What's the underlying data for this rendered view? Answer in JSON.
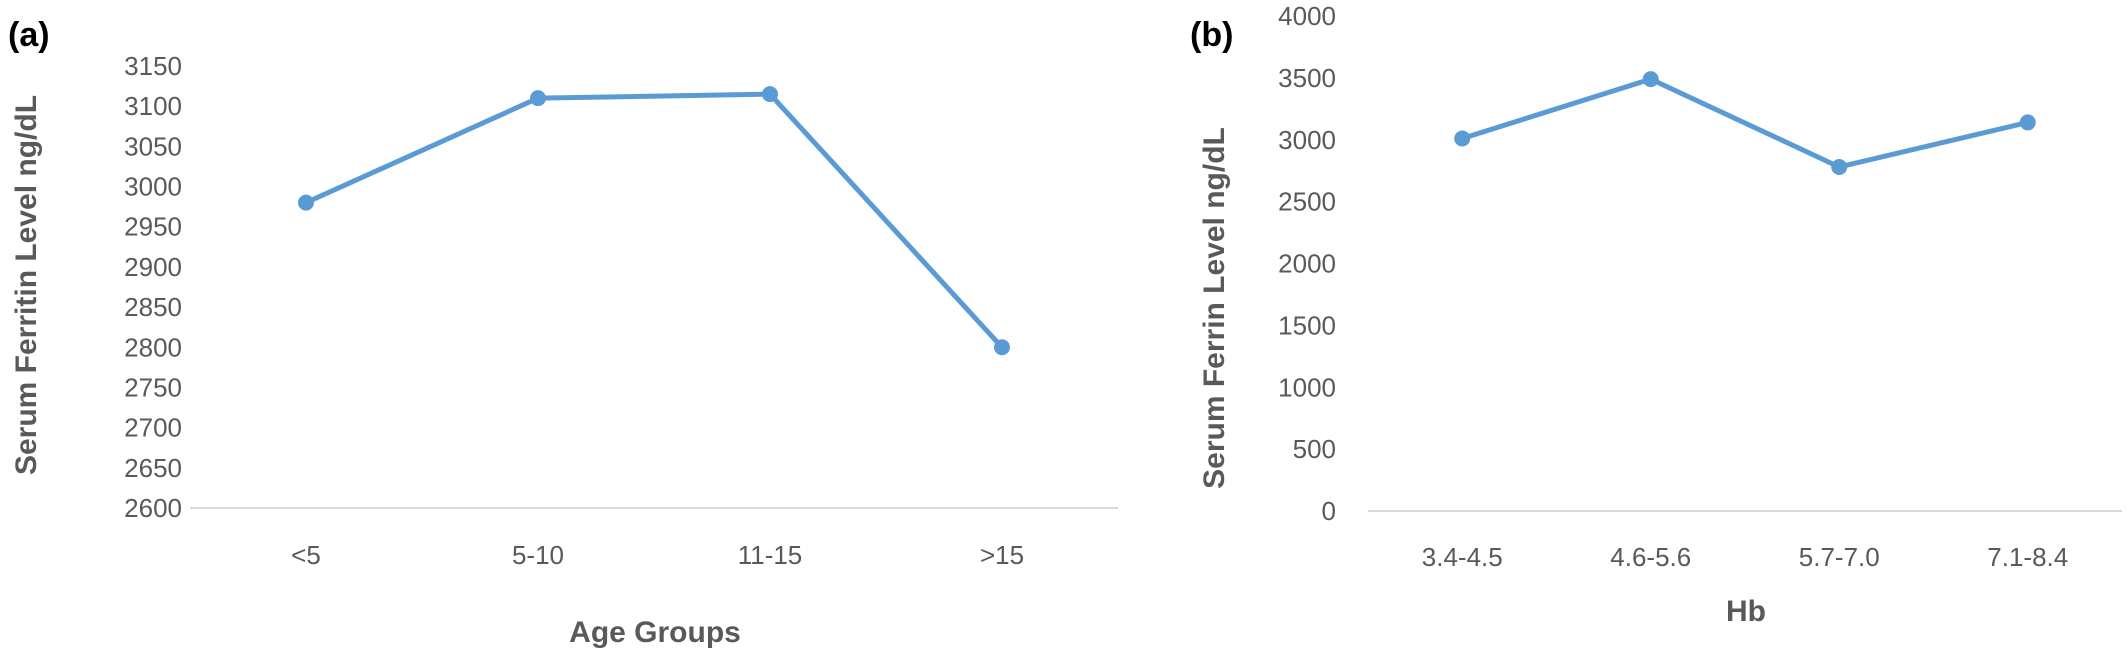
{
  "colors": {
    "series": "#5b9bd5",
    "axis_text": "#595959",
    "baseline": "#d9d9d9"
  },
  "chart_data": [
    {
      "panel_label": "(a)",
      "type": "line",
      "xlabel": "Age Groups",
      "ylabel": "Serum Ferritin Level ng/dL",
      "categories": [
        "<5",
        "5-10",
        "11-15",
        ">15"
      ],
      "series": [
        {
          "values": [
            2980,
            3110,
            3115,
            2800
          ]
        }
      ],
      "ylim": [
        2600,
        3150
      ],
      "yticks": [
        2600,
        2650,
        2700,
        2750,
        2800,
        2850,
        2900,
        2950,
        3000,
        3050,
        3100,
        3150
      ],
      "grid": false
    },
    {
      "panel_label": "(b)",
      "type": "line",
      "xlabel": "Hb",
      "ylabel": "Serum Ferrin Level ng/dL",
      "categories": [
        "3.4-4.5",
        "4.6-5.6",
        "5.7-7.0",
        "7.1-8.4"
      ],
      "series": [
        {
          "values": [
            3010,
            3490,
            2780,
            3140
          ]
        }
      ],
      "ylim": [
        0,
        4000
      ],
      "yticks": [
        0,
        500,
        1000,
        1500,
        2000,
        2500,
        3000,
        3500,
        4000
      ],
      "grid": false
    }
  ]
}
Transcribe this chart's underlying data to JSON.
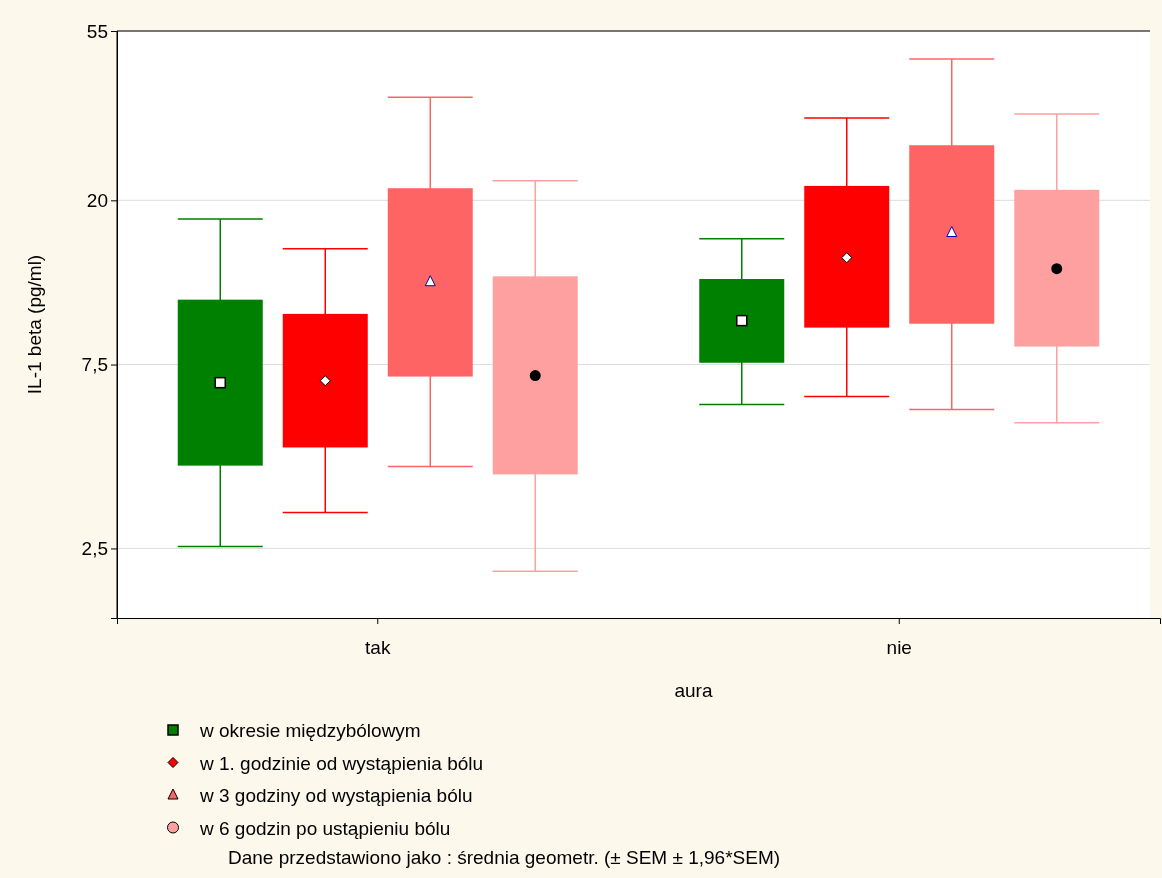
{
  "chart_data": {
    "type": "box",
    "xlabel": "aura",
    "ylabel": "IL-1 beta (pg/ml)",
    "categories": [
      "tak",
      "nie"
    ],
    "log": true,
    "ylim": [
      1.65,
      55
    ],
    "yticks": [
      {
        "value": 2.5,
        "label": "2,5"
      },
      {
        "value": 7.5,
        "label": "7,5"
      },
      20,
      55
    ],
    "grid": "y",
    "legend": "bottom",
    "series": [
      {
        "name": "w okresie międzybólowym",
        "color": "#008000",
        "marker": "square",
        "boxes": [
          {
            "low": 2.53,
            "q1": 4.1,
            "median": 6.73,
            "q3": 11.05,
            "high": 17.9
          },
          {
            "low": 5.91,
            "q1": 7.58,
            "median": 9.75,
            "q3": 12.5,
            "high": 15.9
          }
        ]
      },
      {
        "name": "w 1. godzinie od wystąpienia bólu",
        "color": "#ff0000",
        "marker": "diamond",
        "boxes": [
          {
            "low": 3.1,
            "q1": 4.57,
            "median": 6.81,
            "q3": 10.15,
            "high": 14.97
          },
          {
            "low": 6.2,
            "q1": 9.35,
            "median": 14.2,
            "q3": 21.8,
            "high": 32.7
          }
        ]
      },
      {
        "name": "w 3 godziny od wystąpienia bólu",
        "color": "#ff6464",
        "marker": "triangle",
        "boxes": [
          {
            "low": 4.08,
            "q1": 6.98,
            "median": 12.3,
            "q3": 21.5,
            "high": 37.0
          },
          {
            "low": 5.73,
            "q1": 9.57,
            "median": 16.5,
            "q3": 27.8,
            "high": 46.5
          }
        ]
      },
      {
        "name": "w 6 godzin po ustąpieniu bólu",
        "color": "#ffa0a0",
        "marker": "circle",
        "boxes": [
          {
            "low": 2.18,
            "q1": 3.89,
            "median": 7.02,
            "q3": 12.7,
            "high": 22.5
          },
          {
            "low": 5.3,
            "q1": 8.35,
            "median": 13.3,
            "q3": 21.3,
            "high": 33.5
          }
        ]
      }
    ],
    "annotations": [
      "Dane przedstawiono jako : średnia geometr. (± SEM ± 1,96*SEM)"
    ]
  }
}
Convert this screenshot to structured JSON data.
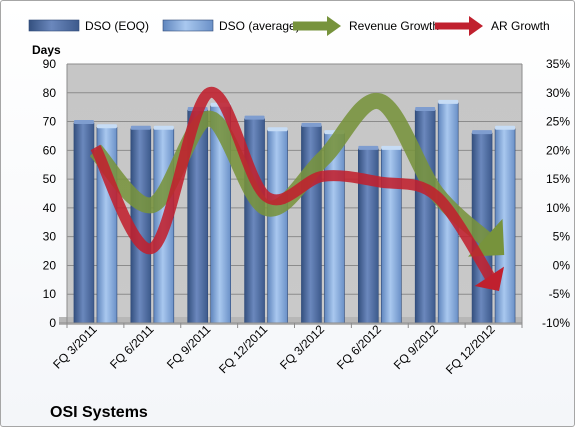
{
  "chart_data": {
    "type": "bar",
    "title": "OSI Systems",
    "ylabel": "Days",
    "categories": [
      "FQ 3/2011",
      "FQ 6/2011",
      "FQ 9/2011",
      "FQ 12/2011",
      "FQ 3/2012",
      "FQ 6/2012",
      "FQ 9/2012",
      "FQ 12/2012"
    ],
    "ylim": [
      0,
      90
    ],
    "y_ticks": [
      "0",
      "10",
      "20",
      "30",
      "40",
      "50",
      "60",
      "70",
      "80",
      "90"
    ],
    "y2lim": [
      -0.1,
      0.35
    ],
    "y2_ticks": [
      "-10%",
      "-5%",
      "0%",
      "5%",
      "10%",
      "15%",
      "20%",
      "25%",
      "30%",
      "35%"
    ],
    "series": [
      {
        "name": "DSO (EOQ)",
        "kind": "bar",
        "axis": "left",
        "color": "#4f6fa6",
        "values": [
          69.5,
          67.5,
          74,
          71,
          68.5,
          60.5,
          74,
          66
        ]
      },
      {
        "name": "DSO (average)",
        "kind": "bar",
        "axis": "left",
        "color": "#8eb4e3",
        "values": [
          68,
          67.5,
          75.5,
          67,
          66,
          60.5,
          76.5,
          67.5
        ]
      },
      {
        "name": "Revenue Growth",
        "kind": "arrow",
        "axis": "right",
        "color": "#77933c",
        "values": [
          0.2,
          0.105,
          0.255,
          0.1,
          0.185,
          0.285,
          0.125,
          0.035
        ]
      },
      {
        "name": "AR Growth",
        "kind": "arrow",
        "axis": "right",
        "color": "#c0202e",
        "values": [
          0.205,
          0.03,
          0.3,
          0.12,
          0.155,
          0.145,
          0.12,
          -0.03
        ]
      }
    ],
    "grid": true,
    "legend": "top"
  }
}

-=-=-=-=-

* YOUR GOAL: Write the entries above out in full, exactly, with no images.

* COMPLETED TASK:
What's the underlying data for this rendered view? Answer in JSON.
{
  "colors": {
    "series": "#5b9bd5",
    "axis_text": "#595959",
    "baseline": "#d9d9d9"
  },
  "chart_data": [
    {
      "panel_label": "(a)",
      "type": "line",
      "xlabel": "Age Groups",
      "ylabel": "Serum Ferritin Level ng/dL",
      "categories": [
        "<5",
        "5-10",
        "11-15",
        ">15"
      ],
      "series": [
        {
          "values": [
            2980,
            3110,
            3115,
            2800
          ]
        }
      ],
      "ylim": [
        2600,
        3150
      ],
      "yticks": [
        2600,
        2650,
        2700,
        2750,
        2800,
        2850,
        2900,
        2950,
        3000,
        3050,
        3100,
        3150
      ],
      "grid": false
    },
    {
      "panel_label": "(b)",
      "type": "line",
      "xlabel": "Hb",
      "ylabel": "Serum Ferrin Level ng/dL",
      "categories": [
        "3.4-4.5",
        "4.6-5.6",
        "5.7-7.0",
        "7.1-8.4"
      ],
      "series": [
        {
          "values": [
            3010,
            3490,
            2780,
            3140
          ]
        }
      ],
      "ylim": [
        0,
        4000
      ],
      "yticks": [
        0,
        500,
        1000,
        1500,
        2000,
        2500,
        3000,
        3500,
        4000
      ],
      "grid": false
    }
  ]
}
Transcribe this chart's underlying data to JSON.
{
  "chart_data": {
    "type": "box",
    "xlabel": "aura",
    "ylabel": "IL-1 beta (pg/ml)",
    "categories": [
      "tak",
      "nie"
    ],
    "log": true,
    "ylim": [
      1.65,
      55
    ],
    "yticks": [
      {
        "value": 2.5,
        "label": "2,5"
      },
      {
        "value": 7.5,
        "label": "7,5"
      },
      20,
      55
    ],
    "grid": "y",
    "legend": "bottom",
    "series": [
      {
        "name": "w okresie międzybólowym",
        "color": "#008000",
        "marker": "square",
        "boxes": [
          {
            "low": 2.53,
            "q1": 4.1,
            "median": 6.73,
            "q3": 11.05,
            "high": 17.9
          },
          {
            "low": 5.91,
            "q1": 7.58,
            "median": 9.75,
            "q3": 12.5,
            "high": 15.9
          }
        ]
      },
      {
        "name": "w 1. godzinie od wystąpienia bólu",
        "color": "#ff0000",
        "marker": "diamond",
        "boxes": [
          {
            "low": 3.1,
            "q1": 4.57,
            "median": 6.81,
            "q3": 10.15,
            "high": 14.97
          },
          {
            "low": 6.2,
            "q1": 9.35,
            "median": 14.2,
            "q3": 21.8,
            "high": 32.7
          }
        ]
      },
      {
        "name": "w 3 godziny od wystąpienia bólu",
        "color": "#ff6464",
        "marker": "triangle",
        "boxes": [
          {
            "low": 4.08,
            "q1": 6.98,
            "median": 12.3,
            "q3": 21.5,
            "high": 37.0
          },
          {
            "low": 5.73,
            "q1": 9.57,
            "median": 16.5,
            "q3": 27.8,
            "high": 46.5
          }
        ]
      },
      {
        "name": "w 6 godzin po ustąpieniu bólu",
        "color": "#ffa0a0",
        "marker": "circle",
        "boxes": [
          {
            "low": 2.18,
            "q1": 3.89,
            "median": 7.02,
            "q3": 12.7,
            "high": 22.5
          },
          {
            "low": 5.3,
            "q1": 8.35,
            "median": 13.3,
            "q3": 21.3,
            "high": 33.5
          }
        ]
      }
    ],
    "annotations": [
      "Dane przedstawiono jako : średnia geometr. (± SEM ± 1,96*SEM)"
    ]
  }
}
Convert this screenshot to structured JSON data.
{
  "chart_data": {
    "type": "bar",
    "title": "OSI Systems",
    "ylabel": "Days",
    "categories": [
      "FQ 3/2011",
      "FQ 6/2011",
      "FQ 9/2011",
      "FQ 12/2011",
      "FQ 3/2012",
      "FQ 6/2012",
      "FQ 9/2012",
      "FQ 12/2012"
    ],
    "ylim": [
      0,
      90
    ],
    "y_ticks": [
      "0",
      "10",
      "20",
      "30",
      "40",
      "50",
      "60",
      "70",
      "80",
      "90"
    ],
    "y2lim": [
      -0.1,
      0.35
    ],
    "y2_ticks": [
      "-10%",
      "-5%",
      "0%",
      "5%",
      "10%",
      "15%",
      "20%",
      "25%",
      "30%",
      "35%"
    ],
    "series": [
      {
        "name": "DSO (EOQ)",
        "kind": "bar",
        "axis": "left",
        "color": "#4f6fa6",
        "values": [
          69.5,
          67.5,
          74,
          71,
          68.5,
          60.5,
          74,
          66
        ]
      },
      {
        "name": "DSO (average)",
        "kind": "bar",
        "axis": "left",
        "color": "#8eb4e3",
        "values": [
          68,
          67.5,
          75.5,
          67,
          66,
          60.5,
          76.5,
          67.5
        ]
      },
      {
        "name": "Revenue Growth",
        "kind": "arrow",
        "axis": "right",
        "color": "#77933c",
        "values": [
          0.2,
          0.105,
          0.255,
          0.1,
          0.185,
          0.285,
          0.125,
          0.035
        ]
      },
      {
        "name": "AR Growth",
        "kind": "arrow",
        "axis": "right",
        "color": "#c0202e",
        "values": [
          0.205,
          0.03,
          0.3,
          0.12,
          0.155,
          0.145,
          0.12,
          -0.03
        ]
      }
    ],
    "grid": true,
    "legend": "top"
  }
}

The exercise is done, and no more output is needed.